Start Provided data
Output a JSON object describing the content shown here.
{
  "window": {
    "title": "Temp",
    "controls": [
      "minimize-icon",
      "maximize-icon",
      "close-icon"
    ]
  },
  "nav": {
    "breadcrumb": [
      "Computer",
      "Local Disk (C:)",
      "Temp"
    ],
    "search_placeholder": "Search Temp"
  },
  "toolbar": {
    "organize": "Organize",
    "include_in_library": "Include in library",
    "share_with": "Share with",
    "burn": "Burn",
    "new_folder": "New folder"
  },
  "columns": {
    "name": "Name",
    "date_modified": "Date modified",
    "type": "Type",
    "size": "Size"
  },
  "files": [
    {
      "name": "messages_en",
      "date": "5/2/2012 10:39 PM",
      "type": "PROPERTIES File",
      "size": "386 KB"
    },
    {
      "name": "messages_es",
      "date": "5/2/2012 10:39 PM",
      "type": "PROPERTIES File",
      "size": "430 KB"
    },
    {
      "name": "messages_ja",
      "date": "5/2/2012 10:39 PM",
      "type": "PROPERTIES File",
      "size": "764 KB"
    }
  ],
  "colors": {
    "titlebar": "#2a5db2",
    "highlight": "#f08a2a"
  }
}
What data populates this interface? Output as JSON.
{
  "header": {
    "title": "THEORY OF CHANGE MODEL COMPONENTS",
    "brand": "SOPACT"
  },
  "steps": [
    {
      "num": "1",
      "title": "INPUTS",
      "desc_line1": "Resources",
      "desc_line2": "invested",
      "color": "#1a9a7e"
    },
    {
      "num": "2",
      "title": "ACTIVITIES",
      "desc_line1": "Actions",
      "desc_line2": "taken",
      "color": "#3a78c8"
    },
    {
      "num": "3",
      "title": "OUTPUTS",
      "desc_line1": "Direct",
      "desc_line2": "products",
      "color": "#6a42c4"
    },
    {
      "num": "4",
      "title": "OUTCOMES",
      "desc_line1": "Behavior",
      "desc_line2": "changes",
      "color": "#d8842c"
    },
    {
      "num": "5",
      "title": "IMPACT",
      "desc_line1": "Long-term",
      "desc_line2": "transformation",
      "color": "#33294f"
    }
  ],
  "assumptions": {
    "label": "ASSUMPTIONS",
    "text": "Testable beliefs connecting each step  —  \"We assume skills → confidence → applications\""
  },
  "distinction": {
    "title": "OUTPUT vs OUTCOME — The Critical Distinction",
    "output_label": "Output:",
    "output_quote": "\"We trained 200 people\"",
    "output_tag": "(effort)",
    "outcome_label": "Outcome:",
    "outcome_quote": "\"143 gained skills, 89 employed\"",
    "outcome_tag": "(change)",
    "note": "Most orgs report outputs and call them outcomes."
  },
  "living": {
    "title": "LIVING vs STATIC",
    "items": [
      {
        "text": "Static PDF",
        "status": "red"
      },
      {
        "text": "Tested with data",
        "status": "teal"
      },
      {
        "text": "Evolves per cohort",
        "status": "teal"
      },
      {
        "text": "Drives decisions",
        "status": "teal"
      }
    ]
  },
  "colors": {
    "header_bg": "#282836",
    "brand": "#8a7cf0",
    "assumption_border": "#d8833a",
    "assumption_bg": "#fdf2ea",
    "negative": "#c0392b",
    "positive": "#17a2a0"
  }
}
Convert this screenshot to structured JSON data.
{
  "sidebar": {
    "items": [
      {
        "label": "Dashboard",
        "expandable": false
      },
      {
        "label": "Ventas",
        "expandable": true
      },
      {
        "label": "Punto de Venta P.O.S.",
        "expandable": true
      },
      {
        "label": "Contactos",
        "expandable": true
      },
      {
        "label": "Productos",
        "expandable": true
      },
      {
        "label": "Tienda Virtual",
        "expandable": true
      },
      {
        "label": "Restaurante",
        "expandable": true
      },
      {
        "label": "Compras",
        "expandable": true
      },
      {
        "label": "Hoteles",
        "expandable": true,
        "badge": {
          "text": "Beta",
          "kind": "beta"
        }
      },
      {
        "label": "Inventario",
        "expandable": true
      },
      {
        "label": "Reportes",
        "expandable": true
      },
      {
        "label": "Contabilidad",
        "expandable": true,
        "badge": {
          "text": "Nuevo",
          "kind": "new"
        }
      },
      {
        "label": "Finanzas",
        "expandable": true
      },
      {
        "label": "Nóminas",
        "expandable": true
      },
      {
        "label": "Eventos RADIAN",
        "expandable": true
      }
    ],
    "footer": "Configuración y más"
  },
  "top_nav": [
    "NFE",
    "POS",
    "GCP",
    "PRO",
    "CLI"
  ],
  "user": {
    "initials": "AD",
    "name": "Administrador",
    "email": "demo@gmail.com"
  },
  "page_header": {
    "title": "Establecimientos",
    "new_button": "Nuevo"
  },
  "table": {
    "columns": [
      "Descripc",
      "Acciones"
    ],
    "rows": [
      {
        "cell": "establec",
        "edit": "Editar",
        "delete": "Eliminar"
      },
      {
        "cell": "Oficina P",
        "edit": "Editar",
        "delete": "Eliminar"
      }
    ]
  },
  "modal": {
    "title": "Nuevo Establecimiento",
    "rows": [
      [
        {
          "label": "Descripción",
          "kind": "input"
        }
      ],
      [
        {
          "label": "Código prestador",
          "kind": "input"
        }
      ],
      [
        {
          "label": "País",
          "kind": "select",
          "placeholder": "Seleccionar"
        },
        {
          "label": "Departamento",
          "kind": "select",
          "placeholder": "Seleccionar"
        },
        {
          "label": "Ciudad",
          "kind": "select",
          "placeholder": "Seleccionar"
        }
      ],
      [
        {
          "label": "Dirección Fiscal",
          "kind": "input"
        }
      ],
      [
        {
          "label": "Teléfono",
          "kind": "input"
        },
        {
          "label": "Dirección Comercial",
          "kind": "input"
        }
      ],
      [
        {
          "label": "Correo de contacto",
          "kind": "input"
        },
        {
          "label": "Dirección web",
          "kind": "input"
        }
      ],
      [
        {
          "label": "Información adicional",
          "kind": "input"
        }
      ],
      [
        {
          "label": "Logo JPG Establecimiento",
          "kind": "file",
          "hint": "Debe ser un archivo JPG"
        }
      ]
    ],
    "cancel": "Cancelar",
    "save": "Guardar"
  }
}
End Provided data
> **Task objective**: Reproduce each entry above exactly, keeping every word.

> **Written solution**:
Output a JSON object describing the content shown here.
{
  "window": {
    "title": "Temp",
    "controls": [
      "minimize-icon",
      "maximize-icon",
      "close-icon"
    ]
  },
  "nav": {
    "breadcrumb": [
      "Computer",
      "Local Disk (C:)",
      "Temp"
    ],
    "search_placeholder": "Search Temp"
  },
  "toolbar": {
    "organize": "Organize",
    "include_in_library": "Include in library",
    "share_with": "Share with",
    "burn": "Burn",
    "new_folder": "New folder"
  },
  "columns": {
    "name": "Name",
    "date_modified": "Date modified",
    "type": "Type",
    "size": "Size"
  },
  "files": [
    {
      "name": "messages_en",
      "date": "5/2/2012 10:39 PM",
      "type": "PROPERTIES File",
      "size": "386 KB"
    },
    {
      "name": "messages_es",
      "date": "5/2/2012 10:39 PM",
      "type": "PROPERTIES File",
      "size": "430 KB"
    },
    {
      "name": "messages_ja",
      "date": "5/2/2012 10:39 PM",
      "type": "PROPERTIES File",
      "size": "764 KB"
    }
  ],
  "colors": {
    "titlebar": "#2a5db2",
    "highlight": "#f08a2a"
  }
}
What data populates this interface? Output as JSON.
{
  "header": {
    "title": "THEORY OF CHANGE MODEL COMPONENTS",
    "brand": "SOPACT"
  },
  "steps": [
    {
      "num": "1",
      "title": "INPUTS",
      "desc_line1": "Resources",
      "desc_line2": "invested",
      "color": "#1a9a7e"
    },
    {
      "num": "2",
      "title": "ACTIVITIES",
      "desc_line1": "Actions",
      "desc_line2": "taken",
      "color": "#3a78c8"
    },
    {
      "num": "3",
      "title": "OUTPUTS",
      "desc_line1": "Direct",
      "desc_line2": "products",
      "color": "#6a42c4"
    },
    {
      "num": "4",
      "title": "OUTCOMES",
      "desc_line1": "Behavior",
      "desc_line2": "changes",
      "color": "#d8842c"
    },
    {
      "num": "5",
      "title": "IMPACT",
      "desc_line1": "Long-term",
      "desc_line2": "transformation",
      "color": "#33294f"
    }
  ],
  "assumptions": {
    "label": "ASSUMPTIONS",
    "text": "Testable beliefs connecting each step  —  \"We assume skills → confidence → applications\""
  },
  "distinction": {
    "title": "OUTPUT vs OUTCOME — The Critical Distinction",
    "output_label": "Output:",
    "output_quote": "\"We trained 200 people\"",
    "output_tag": "(effort)",
    "outcome_label": "Outcome:",
    "outcome_quote": "\"143 gained skills, 89 employed\"",
    "outcome_tag": "(change)",
    "note": "Most orgs report outputs and call them outcomes."
  },
  "living": {
    "title": "LIVING vs STATIC",
    "items": [
      {
        "text": "Static PDF",
        "status": "red"
      },
      {
        "text": "Tested with data",
        "status": "teal"
      },
      {
        "text": "Evolves per cohort",
        "status": "teal"
      },
      {
        "text": "Drives decisions",
        "status": "teal"
      }
    ]
  },
  "colors": {
    "header_bg": "#282836",
    "brand": "#8a7cf0",
    "assumption_border": "#d8833a",
    "assumption_bg": "#fdf2ea",
    "negative": "#c0392b",
    "positive": "#17a2a0"
  }
}
Convert this screenshot to structured JSON data.
{
  "sidebar": {
    "items": [
      {
        "label": "Dashboard",
        "expandable": false
      },
      {
        "label": "Ventas",
        "expandable": true
      },
      {
        "label": "Punto de Venta P.O.S.",
        "expandable": true
      },
      {
        "label": "Contactos",
        "expandable": true
      },
      {
        "label": "Productos",
        "expandable": true
      },
      {
        "label": "Tienda Virtual",
        "expandable": true
      },
      {
        "label": "Restaurante",
        "expandable": true
      },
      {
        "label": "Compras",
        "expandable": true
      },
      {
        "label": "Hoteles",
        "expandable": true,
        "badge": {
          "text": "Beta",
          "kind": "beta"
        }
      },
      {
        "label": "Inventario",
        "expandable": true
      },
      {
        "label": "Reportes",
        "expandable": true
      },
      {
        "label": "Contabilidad",
        "expandable": true,
        "badge": {
          "text": "Nuevo",
          "kind": "new"
        }
      },
      {
        "label": "Finanzas",
        "expandable": true
      },
      {
        "label": "Nóminas",
        "expandable": true
      },
      {
        "label": "Eventos RADIAN",
        "expandable": true
      }
    ],
    "footer": "Configuración y más"
  },
  "top_nav": [
    "NFE",
    "POS",
    "GCP",
    "PRO",
    "CLI"
  ],
  "user": {
    "initials": "AD",
    "name": "Administrador",
    "email": "demo@gmail.com"
  },
  "page_header": {
    "title": "Establecimientos",
    "new_button": "Nuevo"
  },
  "table": {
    "columns": [
      "Descripc",
      "Acciones"
    ],
    "rows": [
      {
        "cell": "establec",
        "edit": "Editar",
        "delete": "Eliminar"
      },
      {
        "cell": "Oficina P",
        "edit": "Editar",
        "delete": "Eliminar"
      }
    ]
  },
  "modal": {
    "title": "Nuevo Establecimiento",
    "rows": [
      [
        {
          "label": "Descripción",
          "kind": "input"
        }
      ],
      [
        {
          "label": "Código prestador",
          "kind": "input"
        }
      ],
      [
        {
          "label": "País",
          "kind": "select",
          "placeholder": "Seleccionar"
        },
        {
          "label": "Departamento",
          "kind": "select",
          "placeholder": "Seleccionar"
        },
        {
          "label": "Ciudad",
          "kind": "select",
          "placeholder": "Seleccionar"
        }
      ],
      [
        {
          "label": "Dirección Fiscal",
          "kind": "input"
        }
      ],
      [
        {
          "label": "Teléfono",
          "kind": "input"
        },
        {
          "label": "Dirección Comercial",
          "kind": "input"
        }
      ],
      [
        {
          "label": "Correo de contacto",
          "kind": "input"
        },
        {
          "label": "Dirección web",
          "kind": "input"
        }
      ],
      [
        {
          "label": "Información adicional",
          "kind": "input"
        }
      ],
      [
        {
          "label": "Logo JPG Establecimiento",
          "kind": "file",
          "hint": "Debe ser un archivo JPG"
        }
      ]
    ],
    "cancel": "Cancelar",
    "save": "Guardar"
  }
}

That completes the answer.